> _PROBLEM TO WORK ON_: Starting with the first line of the records and going on through the line with "marker bbox=[666, 135, 680, 149]", swap "x-tick-label" for "x-axis-label" and give those lines again with nothing else changed.

> _DATA SECTION_:
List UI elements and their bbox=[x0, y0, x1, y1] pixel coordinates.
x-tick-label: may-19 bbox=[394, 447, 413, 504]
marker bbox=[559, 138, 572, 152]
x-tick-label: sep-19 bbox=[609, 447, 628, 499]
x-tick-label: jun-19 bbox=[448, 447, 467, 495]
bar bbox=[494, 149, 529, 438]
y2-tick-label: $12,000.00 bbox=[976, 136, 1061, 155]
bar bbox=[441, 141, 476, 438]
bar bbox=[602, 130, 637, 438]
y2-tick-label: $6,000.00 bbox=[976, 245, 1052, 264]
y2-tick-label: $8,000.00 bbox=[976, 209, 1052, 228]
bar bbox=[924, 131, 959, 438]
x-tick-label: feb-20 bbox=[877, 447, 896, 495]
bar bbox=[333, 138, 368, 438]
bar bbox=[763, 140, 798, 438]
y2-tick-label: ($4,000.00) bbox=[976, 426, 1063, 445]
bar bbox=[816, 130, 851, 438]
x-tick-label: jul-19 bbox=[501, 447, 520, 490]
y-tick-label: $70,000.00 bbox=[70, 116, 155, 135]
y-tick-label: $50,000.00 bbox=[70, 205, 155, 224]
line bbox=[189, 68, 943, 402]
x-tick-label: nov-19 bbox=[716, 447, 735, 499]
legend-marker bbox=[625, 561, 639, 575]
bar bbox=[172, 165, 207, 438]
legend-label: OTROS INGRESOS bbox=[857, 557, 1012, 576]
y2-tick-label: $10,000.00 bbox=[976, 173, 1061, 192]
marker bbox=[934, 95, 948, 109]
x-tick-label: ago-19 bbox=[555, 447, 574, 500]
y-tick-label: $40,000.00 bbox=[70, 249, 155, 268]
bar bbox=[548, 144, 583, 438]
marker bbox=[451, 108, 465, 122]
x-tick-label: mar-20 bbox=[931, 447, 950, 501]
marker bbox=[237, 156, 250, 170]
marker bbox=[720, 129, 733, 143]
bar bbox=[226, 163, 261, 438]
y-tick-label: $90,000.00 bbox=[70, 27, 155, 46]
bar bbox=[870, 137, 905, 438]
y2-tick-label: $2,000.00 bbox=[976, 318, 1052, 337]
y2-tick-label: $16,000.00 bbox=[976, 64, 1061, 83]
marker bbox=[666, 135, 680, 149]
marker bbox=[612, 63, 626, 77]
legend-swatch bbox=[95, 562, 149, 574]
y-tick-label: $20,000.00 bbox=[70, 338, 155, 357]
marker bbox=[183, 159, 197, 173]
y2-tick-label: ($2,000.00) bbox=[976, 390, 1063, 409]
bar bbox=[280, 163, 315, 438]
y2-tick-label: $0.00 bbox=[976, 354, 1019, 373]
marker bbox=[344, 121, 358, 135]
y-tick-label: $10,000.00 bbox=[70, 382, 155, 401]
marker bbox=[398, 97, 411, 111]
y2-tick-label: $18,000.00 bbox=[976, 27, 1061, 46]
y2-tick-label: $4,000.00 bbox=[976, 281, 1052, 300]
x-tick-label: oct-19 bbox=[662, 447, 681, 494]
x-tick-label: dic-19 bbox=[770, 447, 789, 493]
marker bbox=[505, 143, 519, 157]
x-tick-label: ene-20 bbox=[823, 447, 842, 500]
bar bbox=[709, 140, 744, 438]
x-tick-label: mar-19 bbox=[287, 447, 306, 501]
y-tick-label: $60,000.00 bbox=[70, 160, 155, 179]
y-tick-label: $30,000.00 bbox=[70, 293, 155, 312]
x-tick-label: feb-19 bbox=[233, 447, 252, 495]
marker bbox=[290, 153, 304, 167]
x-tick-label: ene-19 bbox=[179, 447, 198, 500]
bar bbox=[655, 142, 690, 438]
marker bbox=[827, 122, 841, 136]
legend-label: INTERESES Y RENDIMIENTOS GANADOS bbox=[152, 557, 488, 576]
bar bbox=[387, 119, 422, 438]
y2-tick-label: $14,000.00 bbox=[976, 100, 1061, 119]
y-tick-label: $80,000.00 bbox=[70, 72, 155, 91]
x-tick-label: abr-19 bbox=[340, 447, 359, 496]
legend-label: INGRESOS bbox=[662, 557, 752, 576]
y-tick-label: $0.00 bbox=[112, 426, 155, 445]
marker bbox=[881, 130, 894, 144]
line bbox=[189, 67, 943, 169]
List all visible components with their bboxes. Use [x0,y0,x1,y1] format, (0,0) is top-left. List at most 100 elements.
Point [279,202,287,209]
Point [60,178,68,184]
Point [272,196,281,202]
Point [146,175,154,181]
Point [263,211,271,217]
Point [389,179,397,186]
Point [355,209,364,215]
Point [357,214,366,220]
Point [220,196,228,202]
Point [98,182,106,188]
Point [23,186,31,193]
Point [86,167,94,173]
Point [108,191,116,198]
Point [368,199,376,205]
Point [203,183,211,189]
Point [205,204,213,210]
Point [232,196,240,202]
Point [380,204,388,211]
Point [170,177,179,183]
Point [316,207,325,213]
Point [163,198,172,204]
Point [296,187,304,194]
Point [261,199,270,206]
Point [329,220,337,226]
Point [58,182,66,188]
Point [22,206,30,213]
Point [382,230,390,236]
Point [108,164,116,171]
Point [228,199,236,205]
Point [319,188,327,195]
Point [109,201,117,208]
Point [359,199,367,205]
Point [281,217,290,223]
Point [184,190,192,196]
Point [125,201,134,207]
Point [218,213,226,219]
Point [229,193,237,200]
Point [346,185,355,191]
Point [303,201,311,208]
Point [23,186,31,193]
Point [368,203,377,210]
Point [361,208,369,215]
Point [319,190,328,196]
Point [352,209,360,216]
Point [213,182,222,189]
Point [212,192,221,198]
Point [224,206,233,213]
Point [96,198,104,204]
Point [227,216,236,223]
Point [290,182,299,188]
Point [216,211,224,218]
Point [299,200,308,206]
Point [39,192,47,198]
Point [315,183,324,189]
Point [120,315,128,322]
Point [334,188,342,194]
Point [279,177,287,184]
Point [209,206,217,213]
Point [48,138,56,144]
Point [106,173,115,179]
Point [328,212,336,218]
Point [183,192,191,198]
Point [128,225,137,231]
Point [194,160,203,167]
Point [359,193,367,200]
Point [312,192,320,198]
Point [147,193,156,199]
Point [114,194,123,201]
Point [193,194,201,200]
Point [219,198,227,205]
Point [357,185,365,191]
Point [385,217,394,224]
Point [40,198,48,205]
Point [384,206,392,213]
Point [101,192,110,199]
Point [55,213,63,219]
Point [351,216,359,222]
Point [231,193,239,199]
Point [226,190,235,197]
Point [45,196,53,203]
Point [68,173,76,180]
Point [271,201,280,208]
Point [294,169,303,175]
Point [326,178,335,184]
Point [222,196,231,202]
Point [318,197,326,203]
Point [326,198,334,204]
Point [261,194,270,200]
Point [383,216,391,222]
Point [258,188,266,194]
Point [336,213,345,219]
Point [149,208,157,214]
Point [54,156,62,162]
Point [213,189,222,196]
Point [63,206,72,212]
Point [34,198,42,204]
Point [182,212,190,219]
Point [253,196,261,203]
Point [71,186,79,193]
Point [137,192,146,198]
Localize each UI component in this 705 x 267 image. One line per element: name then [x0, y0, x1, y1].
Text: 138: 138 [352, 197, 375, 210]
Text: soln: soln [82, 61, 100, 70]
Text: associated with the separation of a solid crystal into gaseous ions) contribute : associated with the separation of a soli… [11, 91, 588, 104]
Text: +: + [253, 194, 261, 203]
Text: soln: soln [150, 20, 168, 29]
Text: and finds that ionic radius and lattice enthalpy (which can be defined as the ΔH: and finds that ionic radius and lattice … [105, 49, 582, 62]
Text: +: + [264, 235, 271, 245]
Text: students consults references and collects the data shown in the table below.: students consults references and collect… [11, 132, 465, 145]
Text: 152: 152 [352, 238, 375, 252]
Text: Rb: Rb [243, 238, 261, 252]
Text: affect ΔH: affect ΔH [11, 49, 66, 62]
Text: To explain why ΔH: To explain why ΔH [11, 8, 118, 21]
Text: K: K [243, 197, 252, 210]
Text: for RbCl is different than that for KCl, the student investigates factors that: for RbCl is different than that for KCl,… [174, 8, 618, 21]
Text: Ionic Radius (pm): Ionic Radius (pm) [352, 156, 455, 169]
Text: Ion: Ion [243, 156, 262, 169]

> _IN RESPONSE_:
List UI elements and their bbox=[x0, y0, x1, y1] pixel coordinates.
x-axis-label: may-19 bbox=[394, 447, 413, 504]
marker bbox=[559, 138, 572, 152]
x-axis-label: sep-19 bbox=[609, 447, 628, 499]
x-axis-label: jun-19 bbox=[448, 447, 467, 495]
bar bbox=[494, 149, 529, 438]
y2-tick-label: $12,000.00 bbox=[976, 136, 1061, 155]
bar bbox=[441, 141, 476, 438]
bar bbox=[602, 130, 637, 438]
y2-tick-label: $6,000.00 bbox=[976, 245, 1052, 264]
y2-tick-label: $8,000.00 bbox=[976, 209, 1052, 228]
bar bbox=[924, 131, 959, 438]
x-axis-label: feb-20 bbox=[877, 447, 896, 495]
bar bbox=[333, 138, 368, 438]
bar bbox=[763, 140, 798, 438]
y2-tick-label: ($4,000.00) bbox=[976, 426, 1063, 445]
bar bbox=[816, 130, 851, 438]
x-axis-label: jul-19 bbox=[501, 447, 520, 490]
y-tick-label: $70,000.00 bbox=[70, 116, 155, 135]
y-tick-label: $50,000.00 bbox=[70, 205, 155, 224]
line bbox=[189, 68, 943, 402]
x-axis-label: nov-19 bbox=[716, 447, 735, 499]
legend-marker bbox=[625, 561, 639, 575]
bar bbox=[172, 165, 207, 438]
legend-label: OTROS INGRESOS bbox=[857, 557, 1012, 576]
y2-tick-label: $10,000.00 bbox=[976, 173, 1061, 192]
marker bbox=[934, 95, 948, 109]
x-axis-label: ago-19 bbox=[555, 447, 574, 500]
y-tick-label: $40,000.00 bbox=[70, 249, 155, 268]
bar bbox=[548, 144, 583, 438]
marker bbox=[451, 108, 465, 122]
x-axis-label: mar-20 bbox=[931, 447, 950, 501]
marker bbox=[237, 156, 250, 170]
marker bbox=[720, 129, 733, 143]
bar bbox=[226, 163, 261, 438]
y-tick-label: $90,000.00 bbox=[70, 27, 155, 46]
bar bbox=[870, 137, 905, 438]
y2-tick-label: $2,000.00 bbox=[976, 318, 1052, 337]
y2-tick-label: $16,000.00 bbox=[976, 64, 1061, 83]
marker bbox=[666, 135, 680, 149]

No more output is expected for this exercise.